- _Material provided_:
▬▬▬▬▬▬
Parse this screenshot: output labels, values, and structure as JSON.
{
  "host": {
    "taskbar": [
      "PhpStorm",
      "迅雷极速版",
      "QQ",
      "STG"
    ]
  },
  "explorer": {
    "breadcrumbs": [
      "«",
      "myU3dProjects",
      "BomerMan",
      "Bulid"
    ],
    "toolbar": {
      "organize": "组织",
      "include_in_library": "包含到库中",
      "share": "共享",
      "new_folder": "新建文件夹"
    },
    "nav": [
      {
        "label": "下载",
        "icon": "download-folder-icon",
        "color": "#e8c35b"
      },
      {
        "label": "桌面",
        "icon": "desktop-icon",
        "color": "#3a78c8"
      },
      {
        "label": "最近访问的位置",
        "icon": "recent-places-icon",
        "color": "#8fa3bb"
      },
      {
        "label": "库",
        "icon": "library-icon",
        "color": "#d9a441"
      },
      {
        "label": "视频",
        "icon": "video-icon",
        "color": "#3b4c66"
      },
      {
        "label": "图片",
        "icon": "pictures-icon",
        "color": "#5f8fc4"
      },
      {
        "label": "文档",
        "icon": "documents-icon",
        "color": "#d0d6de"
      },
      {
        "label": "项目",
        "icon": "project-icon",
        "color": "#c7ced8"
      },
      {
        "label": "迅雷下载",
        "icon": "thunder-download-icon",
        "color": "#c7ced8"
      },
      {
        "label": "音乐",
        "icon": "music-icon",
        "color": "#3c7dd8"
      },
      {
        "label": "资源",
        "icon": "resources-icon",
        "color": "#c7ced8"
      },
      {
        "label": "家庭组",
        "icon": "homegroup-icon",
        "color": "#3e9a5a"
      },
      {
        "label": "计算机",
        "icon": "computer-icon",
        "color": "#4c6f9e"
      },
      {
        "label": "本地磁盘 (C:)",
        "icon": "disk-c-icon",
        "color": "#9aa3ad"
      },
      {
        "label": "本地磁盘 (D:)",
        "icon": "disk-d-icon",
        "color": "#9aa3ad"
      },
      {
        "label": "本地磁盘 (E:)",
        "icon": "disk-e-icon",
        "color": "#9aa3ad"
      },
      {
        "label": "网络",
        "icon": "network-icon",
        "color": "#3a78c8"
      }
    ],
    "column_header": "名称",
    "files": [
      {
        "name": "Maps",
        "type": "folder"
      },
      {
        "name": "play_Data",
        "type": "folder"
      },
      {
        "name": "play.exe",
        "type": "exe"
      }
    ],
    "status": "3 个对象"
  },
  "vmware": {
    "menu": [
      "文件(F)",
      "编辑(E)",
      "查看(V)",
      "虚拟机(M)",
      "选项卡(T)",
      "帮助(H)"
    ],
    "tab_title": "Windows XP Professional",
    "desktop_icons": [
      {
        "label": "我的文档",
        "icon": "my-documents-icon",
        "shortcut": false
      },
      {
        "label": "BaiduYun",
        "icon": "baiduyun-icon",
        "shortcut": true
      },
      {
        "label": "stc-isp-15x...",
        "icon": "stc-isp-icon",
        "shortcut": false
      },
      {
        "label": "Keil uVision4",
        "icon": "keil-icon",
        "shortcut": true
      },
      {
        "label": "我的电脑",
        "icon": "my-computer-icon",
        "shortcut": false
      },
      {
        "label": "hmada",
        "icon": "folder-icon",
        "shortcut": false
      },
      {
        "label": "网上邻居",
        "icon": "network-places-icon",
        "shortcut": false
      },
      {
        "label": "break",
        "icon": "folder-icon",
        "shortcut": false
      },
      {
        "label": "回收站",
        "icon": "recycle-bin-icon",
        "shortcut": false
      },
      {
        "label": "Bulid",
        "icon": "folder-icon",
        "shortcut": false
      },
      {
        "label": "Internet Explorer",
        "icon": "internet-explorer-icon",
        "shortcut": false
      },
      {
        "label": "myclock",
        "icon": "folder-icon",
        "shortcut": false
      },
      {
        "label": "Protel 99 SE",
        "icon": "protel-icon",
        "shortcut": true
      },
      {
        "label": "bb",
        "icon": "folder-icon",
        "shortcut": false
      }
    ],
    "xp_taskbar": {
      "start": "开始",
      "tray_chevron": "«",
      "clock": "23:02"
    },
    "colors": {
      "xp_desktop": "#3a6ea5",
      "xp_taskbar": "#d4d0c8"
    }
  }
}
▬▬▬▬▬▬
Repeat all of the entries exactly.

Parse this screenshot: output labels, values, and structure as JSON.
{
  "host": {
    "taskbar": [
      "PhpStorm",
      "迅雷极速版",
      "QQ",
      "STG"
    ]
  },
  "explorer": {
    "breadcrumbs": [
      "«",
      "myU3dProjects",
      "BomerMan",
      "Bulid"
    ],
    "toolbar": {
      "organize": "组织",
      "include_in_library": "包含到库中",
      "share": "共享",
      "new_folder": "新建文件夹"
    },
    "nav": [
      {
        "label": "下载",
        "icon": "download-folder-icon",
        "color": "#e8c35b"
      },
      {
        "label": "桌面",
        "icon": "desktop-icon",
        "color": "#3a78c8"
      },
      {
        "label": "最近访问的位置",
        "icon": "recent-places-icon",
        "color": "#8fa3bb"
      },
      {
        "label": "库",
        "icon": "library-icon",
        "color": "#d9a441"
      },
      {
        "label": "视频",
        "icon": "video-icon",
        "color": "#3b4c66"
      },
      {
        "label": "图片",
        "icon": "pictures-icon",
        "color": "#5f8fc4"
      },
      {
        "label": "文档",
        "icon": "documents-icon",
        "color": "#d0d6de"
      },
      {
        "label": "项目",
        "icon": "project-icon",
        "color": "#c7ced8"
      },
      {
        "label": "迅雷下载",
        "icon": "thunder-download-icon",
        "color": "#c7ced8"
      },
      {
        "label": "音乐",
        "icon": "music-icon",
        "color": "#3c7dd8"
      },
      {
        "label": "资源",
        "icon": "resources-icon",
        "color": "#c7ced8"
      },
      {
        "label": "家庭组",
        "icon": "homegroup-icon",
        "color": "#3e9a5a"
      },
      {
        "label": "计算机",
        "icon": "computer-icon",
        "color": "#4c6f9e"
      },
      {
        "label": "本地磁盘 (C:)",
        "icon": "disk-c-icon",
        "color": "#9aa3ad"
      },
      {
        "label": "本地磁盘 (D:)",
        "icon": "disk-d-icon",
        "color": "#9aa3ad"
      },
      {
        "label": "本地磁盘 (E:)",
        "icon": "disk-e-icon",
        "color": "#9aa3ad"
      },
      {
        "label": "网络",
        "icon": "network-icon",
        "color": "#3a78c8"
      }
    ],
    "column_header": "名称",
    "files": [
      {
        "name": "Maps",
        "type": "folder"
      },
      {
        "name": "play_Data",
        "type": "folder"
      },
      {
        "name": "play.exe",
        "type": "exe"
      }
    ],
    "status": "3 个对象"
  },
  "vmware": {
    "menu": [
      "文件(F)",
      "编辑(E)",
      "查看(V)",
      "虚拟机(M)",
      "选项卡(T)",
      "帮助(H)"
    ],
    "tab_title": "Windows XP Professional",
    "desktop_icons": [
      {
        "label": "我的文档",
        "icon": "my-documents-icon",
        "shortcut": false
      },
      {
        "label": "BaiduYun",
        "icon": "baiduyun-icon",
        "shortcut": true
      },
      {
        "label": "stc-isp-15x...",
        "icon": "stc-isp-icon",
        "shortcut": false
      },
      {
        "label": "Keil uVision4",
        "icon": "keil-icon",
        "shortcut": true
      },
      {
        "label": "我的电脑",
        "icon": "my-computer-icon",
        "shortcut": false
      },
      {
        "label": "hmada",
        "icon": "folder-icon",
        "shortcut": false
      },
      {
        "label": "网上邻居",
        "icon": "network-places-icon",
        "shortcut": false
      },
      {
        "label": "break",
        "icon": "folder-icon",
        "shortcut": false
      },
      {
        "label": "回收站",
        "icon": "recycle-bin-icon",
        "shortcut": false
      },
      {
        "label": "Bulid",
        "icon": "folder-icon",
        "shortcut": false
      },
      {
        "label": "Internet Explorer",
        "icon": "internet-explorer-icon",
        "shortcut": false
      },
      {
        "label": "myclock",
        "icon": "folder-icon",
        "shortcut": false
      },
      {
        "label": "Protel 99 SE",
        "icon": "protel-icon",
        "shortcut": true
      },
      {
        "label": "bb",
        "icon": "folder-icon",
        "shortcut": false
      }
    ],
    "xp_taskbar": {
      "start": "开始",
      "tray_chevron": "«",
      "clock": "23:02"
    },
    "colors": {
      "xp_desktop": "#3a6ea5",
      "xp_taskbar": "#d4d0c8"
    }
  }
}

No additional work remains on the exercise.